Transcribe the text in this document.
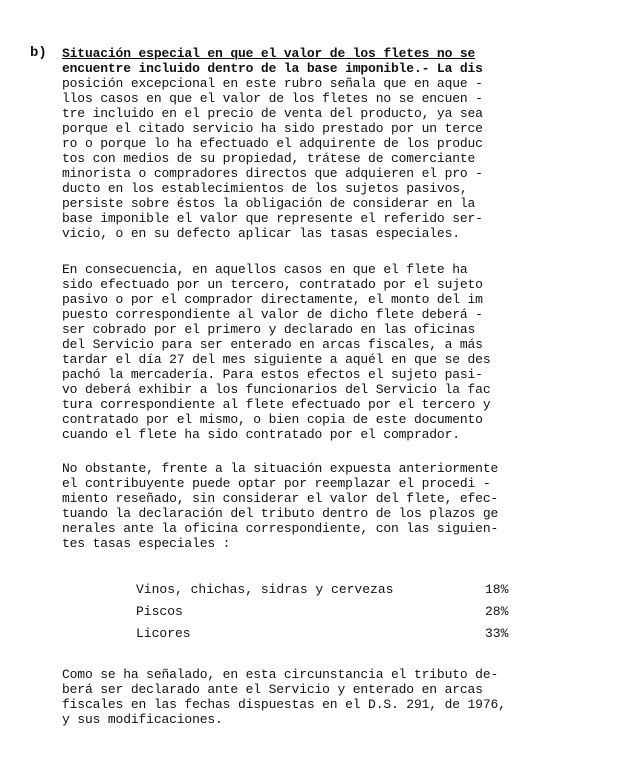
b) Situación especial en que el valor de los fletes no se
encuentre incluido dentro de la base imponible.- La dis
posición excepcional en este rubro señala que en aque -
llos casos en que el valor de los fletes no se encuen -
tre incluido en el precio de venta del producto, ya sea
porque el citado servicio ha sido prestado por un terce
ro o porque lo ha efectuado el adquirente de los produc
tos con medios de su propiedad, trátese de comerciante
minorista o compradores directos que adquieren el pro -
ducto en los establecimientos de los sujetos pasivos,
persiste sobre éstos la obligación de considerar en la
base imponible el valor que represente el referido ser-
vicio, o en su defecto aplicar las tasas especiales.
En consecuencia, en aquellos casos en que el flete ha
sido efectuado por un tercero, contratado por el sujeto
pasivo o por el comprador directamente, el monto del im
puesto correspondiente al valor de dicho flete deberá -
ser cobrado por el primero y declarado en las oficinas
del Servicio para ser enterado en arcas fiscales, a más
tardar el día 27 del mes siguiente a aquél en que se des
pachó la mercadería. Para estos efectos el sujeto pasi-
vo deberá exhibir a los funcionarios del Servicio la fac
tura correspondiente al flete efectuado por el tercero y
contratado por el mismo, o bien copia de este documento
cuando el flete ha sido contratado por el comprador.
No obstante, frente a la situación expuesta anteriormente
el contribuyente puede optar por reemplazar el procedi -
miento reseñado, sin considerar el valor del flete, efec-
tuando la declaración del tributo dentro de los plazos ge
nerales ante la oficina correspondiente, con las siguien-
tes tasas especiales :
Vinos, chichas, sidras y cervezas	18%
Piscos	28%
Licores	33%
Como se ha señalado, en esta circunstancia el tributo de-
berá ser declarado ante el Servicio y enterado en arcas
fiscales en las fechas dispuestas en el D.S. 291, de 1976,
y sus modificaciones.
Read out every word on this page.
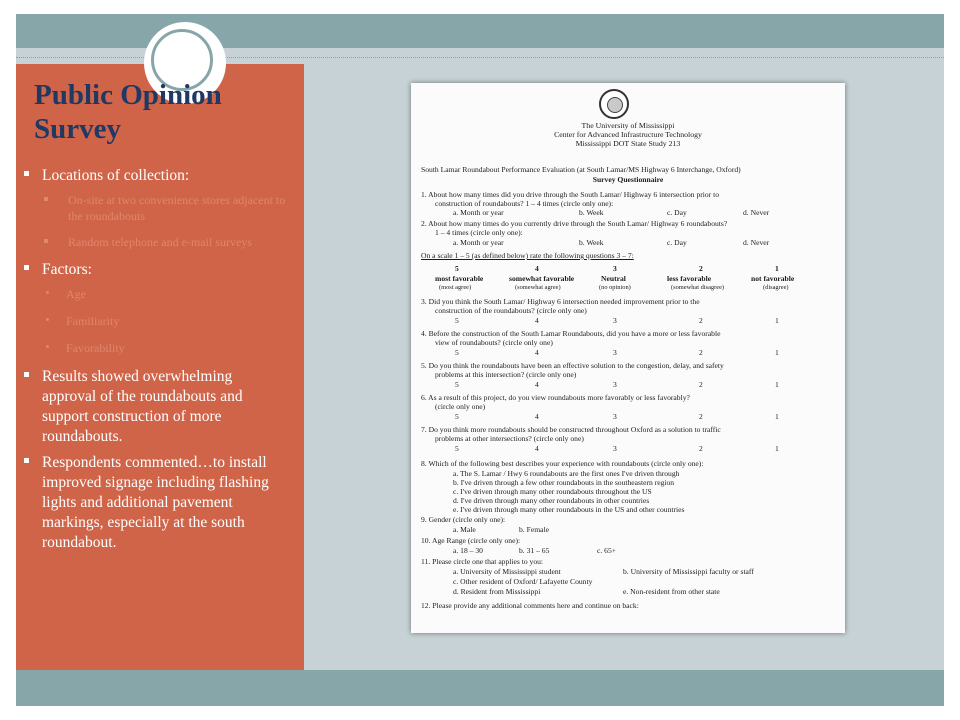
Public Opinion Survey
Locations of collection:
On-site at two convenience stores adjacent to the roundabouts
Random telephone and e-mail surveys
Factors:
Age
Familiarity
Favorability
Results showed overwhelming approval of the roundabouts and support construction of more roundabouts.
Respondents commented…to install improved signage including flashing lights and additional pavement markings, especially at the south roundabout.
The University of Mississippi
Center for Advanced Infrastructure Technology
Mississippi DOT State Study 213
South Lamar Roundabout Performance Evaluation (at South Lamar/MS Highway 6 Interchange, Oxford)
Survey Questionnaire
1. About how many times did you drive through the South Lamar/ Highway 6 intersection prior to
construction of roundabouts? 1 – 4 times (circle only one):
a. Month or year	b. Week	c. Day	d. Never
2. About how many times do you currently drive through the South Lamar/ Highway 6 roundabouts?
1 – 4 times (circle only one):
a. Month or year	b. Week	c. Day	d. Never
On a scale 1 – 5 (as defined below) rate the following questions 3 – 7:
5	4	3	2	1
most favorable	somewhat favorable	Neutral	less favorable	not favorable
(most agree)	(somewhat agree)	(no opinion)	(somewhat disagree)	(disagree)
3. Did you think the South Lamar/ Highway 6 intersection needed improvement prior to the
construction of the roundabouts? (circle only one)
5	4	3	2	1
4. Before the construction of the South Lamar Roundabouts, did you have a more or less favorable
view of roundabouts? (circle only one)
5	4	3	2	1
5. Do you think the roundabouts have been an effective solution to the congestion, delay, and safety
problems at this intersection? (circle only one)
5	4	3	2	1
6. As a result of this project, do you view roundabouts more favorably or less favorably?
(circle only one)
5	4	3	2	1
7. Do you think more roundabouts should be constructed throughout Oxford as a solution to traffic
problems at other intersections? (circle only one)
5	4	3	2	1
8. Which of the following best describes your experience with roundabouts (circle only one):
a. The S. Lamar / Hwy 6 roundabouts are the first ones I've driven through
b. I've driven through a few other roundabouts in the southeastern region
c. I've driven through many other roundabouts throughout the US
d. I've driven through many other roundabouts in other countries
e. I've driven through many other roundabouts in the US and other countries
9. Gender (circle only one):
a. Male	b. Female
10. Age Range (circle only one):
a. 18 – 30	b. 31 – 65	c. 65+
11. Please circle one that applies to you:
a. University of Mississippi student	b. University of Mississippi faculty or staff
c. Other resident of Oxford/ Lafayette County
d. Resident from Mississippi	e. Non-resident from other state
12. Please provide any additional comments here and continue on back:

═══

What is being asked -
Leave out the pictures and give the listing above again exactly.

Full output -
Transcribe the text in this document.
b) Situación especial en que el valor de los fletes no se
encuentre incluido dentro de la base imponible.- La dis
posición excepcional en este rubro señala que en aque -
llos casos en que el valor de los fletes no se encuen -
tre incluido en el precio de venta del producto, ya sea
porque el citado servicio ha sido prestado por un terce
ro o porque lo ha efectuado el adquirente de los produc
tos con medios de su propiedad, trátese de comerciante
minorista o compradores directos que adquieren el pro -
ducto en los establecimientos de los sujetos pasivos,
persiste sobre éstos la obligación de considerar en la
base imponible el valor que represente el referido ser-
vicio, o en su defecto aplicar las tasas especiales.
En consecuencia, en aquellos casos en que el flete ha
sido efectuado por un tercero, contratado por el sujeto
pasivo o por el comprador directamente, el monto del im
puesto correspondiente al valor de dicho flete deberá -
ser cobrado por el primero y declarado en las oficinas
del Servicio para ser enterado en arcas fiscales, a más
tardar el día 27 del mes siguiente a aquél en que se des
pachó la mercadería. Para estos efectos el sujeto pasi-
vo deberá exhibir a los funcionarios del Servicio la fac
tura correspondiente al flete efectuado por el tercero y
contratado por el mismo, o bien copia de este documento
cuando el flete ha sido contratado por el comprador.
No obstante, frente a la situación expuesta anteriormente
el contribuyente puede optar por reemplazar el procedi -
miento reseñado, sin considerar el valor del flete, efec-
tuando la declaración del tributo dentro de los plazos ge
nerales ante la oficina correspondiente, con las siguien-
tes tasas especiales :
Vinos, chichas, sidras y cervezas	18%
Piscos	28%
Licores	33%
Como se ha señalado, en esta circunstancia el tributo de-
berá ser declarado ante el Servicio y enterado en arcas
fiscales en las fechas dispuestas en el D.S. 291, de 1976,
y sus modificaciones.
Read out every word on this page.
Public Opinion Survey
Locations of collection:
On-site at two convenience stores adjacent to the roundabouts
Random telephone and e-mail surveys
Factors:
Age
Familiarity
Favorability
Results showed overwhelming approval of the roundabouts and support construction of more roundabouts.
Respondents commented…to install improved signage including flashing lights and additional pavement markings, especially at the south roundabout.
The University of Mississippi
Center for Advanced Infrastructure Technology
Mississippi DOT State Study 213
South Lamar Roundabout Performance Evaluation (at South Lamar/MS Highway 6 Interchange, Oxford)
Survey Questionnaire
1. About how many times did you drive through the South Lamar/ Highway 6 intersection prior to
construction of roundabouts? 1 – 4 times (circle only one):
a. Month or year	b. Week	c. Day	d. Never
2. About how many times do you currently drive through the South Lamar/ Highway 6 roundabouts?
1 – 4 times (circle only one):
a. Month or year	b. Week	c. Day	d. Never
On a scale 1 – 5 (as defined below) rate the following questions 3 – 7:
5	4	3	2	1
most favorable	somewhat favorable	Neutral	less favorable	not favorable
(most agree)	(somewhat agree)	(no opinion)	(somewhat disagree)	(disagree)
3. Did you think the South Lamar/ Highway 6 intersection needed improvement prior to the
construction of the roundabouts? (circle only one)
5	4	3	2	1
4. Before the construction of the South Lamar Roundabouts, did you have a more or less favorable
view of roundabouts? (circle only one)
5	4	3	2	1
5. Do you think the roundabouts have been an effective solution to the congestion, delay, and safety
problems at this intersection? (circle only one)
5	4	3	2	1
6. As a result of this project, do you view roundabouts more favorably or less favorably?
(circle only one)
5	4	3	2	1
7. Do you think more roundabouts should be constructed throughout Oxford as a solution to traffic
problems at other intersections? (circle only one)
5	4	3	2	1
8. Which of the following best describes your experience with roundabouts (circle only one):
a. The S. Lamar / Hwy 6 roundabouts are the first ones I've driven through
b. I've driven through a few other roundabouts in the southeastern region
c. I've driven through many other roundabouts throughout the US
d. I've driven through many other roundabouts in other countries
e. I've driven through many other roundabouts in the US and other countries
9. Gender (circle only one):
a. Male	b. Female
10. Age Range (circle only one):
a. 18 – 30	b. 31 – 65	c. 65+
11. Please circle one that applies to you:
a. University of Mississippi student	b. University of Mississippi faculty or staff
c. Other resident of Oxford/ Lafayette County
d. Resident from Mississippi	e. Non-resident from other state
12. Please provide any additional comments here and continue on back:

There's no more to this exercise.